Requirement →
Return the records in full, exactly as given.

[Records contained in a dataset]
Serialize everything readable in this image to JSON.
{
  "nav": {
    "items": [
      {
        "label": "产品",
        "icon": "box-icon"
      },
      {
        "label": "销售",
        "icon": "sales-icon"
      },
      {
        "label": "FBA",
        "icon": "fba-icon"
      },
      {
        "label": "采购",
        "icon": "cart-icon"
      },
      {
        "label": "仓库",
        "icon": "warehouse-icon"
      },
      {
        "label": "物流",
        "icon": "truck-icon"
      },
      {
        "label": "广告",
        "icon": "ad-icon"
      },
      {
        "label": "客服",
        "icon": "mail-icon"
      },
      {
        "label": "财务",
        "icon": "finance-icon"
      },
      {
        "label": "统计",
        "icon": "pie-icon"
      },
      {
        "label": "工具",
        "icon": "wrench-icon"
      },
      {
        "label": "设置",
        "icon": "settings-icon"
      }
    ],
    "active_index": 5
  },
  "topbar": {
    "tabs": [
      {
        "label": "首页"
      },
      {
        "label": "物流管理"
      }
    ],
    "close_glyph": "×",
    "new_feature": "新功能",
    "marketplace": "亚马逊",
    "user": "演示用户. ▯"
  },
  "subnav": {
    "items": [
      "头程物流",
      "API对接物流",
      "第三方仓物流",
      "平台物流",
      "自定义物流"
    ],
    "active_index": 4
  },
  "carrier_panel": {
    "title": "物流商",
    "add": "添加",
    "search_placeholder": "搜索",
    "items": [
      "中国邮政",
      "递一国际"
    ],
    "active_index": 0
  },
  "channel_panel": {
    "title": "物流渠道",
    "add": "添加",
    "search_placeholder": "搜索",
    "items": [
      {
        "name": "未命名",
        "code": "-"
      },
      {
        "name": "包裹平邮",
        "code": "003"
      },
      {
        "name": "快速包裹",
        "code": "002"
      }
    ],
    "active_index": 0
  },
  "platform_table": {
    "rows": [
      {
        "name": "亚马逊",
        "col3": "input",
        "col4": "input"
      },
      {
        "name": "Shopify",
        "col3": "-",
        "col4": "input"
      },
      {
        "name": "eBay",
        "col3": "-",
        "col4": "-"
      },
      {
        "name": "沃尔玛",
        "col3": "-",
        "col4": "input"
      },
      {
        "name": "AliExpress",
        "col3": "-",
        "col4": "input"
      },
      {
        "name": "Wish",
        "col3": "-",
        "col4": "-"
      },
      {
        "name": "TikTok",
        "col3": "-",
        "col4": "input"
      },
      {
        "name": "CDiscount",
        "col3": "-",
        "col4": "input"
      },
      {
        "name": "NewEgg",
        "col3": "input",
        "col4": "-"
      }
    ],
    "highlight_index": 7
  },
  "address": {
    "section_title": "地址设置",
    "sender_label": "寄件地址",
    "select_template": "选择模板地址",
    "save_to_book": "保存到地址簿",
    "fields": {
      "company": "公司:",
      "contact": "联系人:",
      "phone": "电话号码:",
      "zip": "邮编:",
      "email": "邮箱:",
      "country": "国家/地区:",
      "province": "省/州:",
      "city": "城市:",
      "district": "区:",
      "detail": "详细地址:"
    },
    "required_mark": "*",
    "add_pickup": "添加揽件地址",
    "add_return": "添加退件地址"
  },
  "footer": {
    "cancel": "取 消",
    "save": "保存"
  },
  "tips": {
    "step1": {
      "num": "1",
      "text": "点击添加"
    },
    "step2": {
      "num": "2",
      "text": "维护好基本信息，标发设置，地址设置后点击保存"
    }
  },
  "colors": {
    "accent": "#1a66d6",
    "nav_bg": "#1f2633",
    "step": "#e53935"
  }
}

The completed task →
Serialize everything readable in this image to JSON.
{
  "nav": {
    "items": [
      {
        "label": "产品",
        "icon": "box-icon"
      },
      {
        "label": "销售",
        "icon": "sales-icon"
      },
      {
        "label": "FBA",
        "icon": "fba-icon"
      },
      {
        "label": "采购",
        "icon": "cart-icon"
      },
      {
        "label": "仓库",
        "icon": "warehouse-icon"
      },
      {
        "label": "物流",
        "icon": "truck-icon"
      },
      {
        "label": "广告",
        "icon": "ad-icon"
      },
      {
        "label": "客服",
        "icon": "mail-icon"
      },
      {
        "label": "财务",
        "icon": "finance-icon"
      },
      {
        "label": "统计",
        "icon": "pie-icon"
      },
      {
        "label": "工具",
        "icon": "wrench-icon"
      },
      {
        "label": "设置",
        "icon": "settings-icon"
      }
    ],
    "active_index": 5
  },
  "topbar": {
    "tabs": [
      {
        "label": "首页"
      },
      {
        "label": "物流管理"
      }
    ],
    "close_glyph": "×",
    "new_feature": "新功能",
    "marketplace": "亚马逊",
    "user": "演示用户. ▯"
  },
  "subnav": {
    "items": [
      "头程物流",
      "API对接物流",
      "第三方仓物流",
      "平台物流",
      "自定义物流"
    ],
    "active_index": 4
  },
  "carrier_panel": {
    "title": "物流商",
    "add": "添加",
    "search_placeholder": "搜索",
    "items": [
      "中国邮政",
      "递一国际"
    ],
    "active_index": 0
  },
  "channel_panel": {
    "title": "物流渠道",
    "add": "添加",
    "search_placeholder": "搜索",
    "items": [
      {
        "name": "未命名",
        "code": "-"
      },
      {
        "name": "包裹平邮",
        "code": "003"
      },
      {
        "name": "快速包裹",
        "code": "002"
      }
    ],
    "active_index": 0
  },
  "platform_table": {
    "rows": [
      {
        "name": "亚马逊",
        "col3": "input",
        "col4": "input"
      },
      {
        "name": "Shopify",
        "col3": "-",
        "col4": "input"
      },
      {
        "name": "eBay",
        "col3": "-",
        "col4": "-"
      },
      {
        "name": "沃尔玛",
        "col3": "-",
        "col4": "input"
      },
      {
        "name": "AliExpress",
        "col3": "-",
        "col4": "input"
      },
      {
        "name": "Wish",
        "col3": "-",
        "col4": "-"
      },
      {
        "name": "TikTok",
        "col3": "-",
        "col4": "input"
      },
      {
        "name": "CDiscount",
        "col3": "-",
        "col4": "input"
      },
      {
        "name": "NewEgg",
        "col3": "input",
        "col4": "-"
      }
    ],
    "highlight_index": 7
  },
  "address": {
    "section_title": "地址设置",
    "sender_label": "寄件地址",
    "select_template": "选择模板地址",
    "save_to_book": "保存到地址簿",
    "fields": {
      "company": "公司:",
      "contact": "联系人:",
      "phone": "电话号码:",
      "zip": "邮编:",
      "email": "邮箱:",
      "country": "国家/地区:",
      "province": "省/州:",
      "city": "城市:",
      "district": "区:",
      "detail": "详细地址:"
    },
    "required_mark": "*",
    "add_pickup": "添加揽件地址",
    "add_return": "添加退件地址"
  },
  "footer": {
    "cancel": "取 消",
    "save": "保存"
  },
  "tips": {
    "step1": {
      "num": "1",
      "text": "点击添加"
    },
    "step2": {
      "num": "2",
      "text": "维护好基本信息，标发设置，地址设置后点击保存"
    }
  },
  "colors": {
    "accent": "#1a66d6",
    "nav_bg": "#1f2633",
    "step": "#e53935"
  }
}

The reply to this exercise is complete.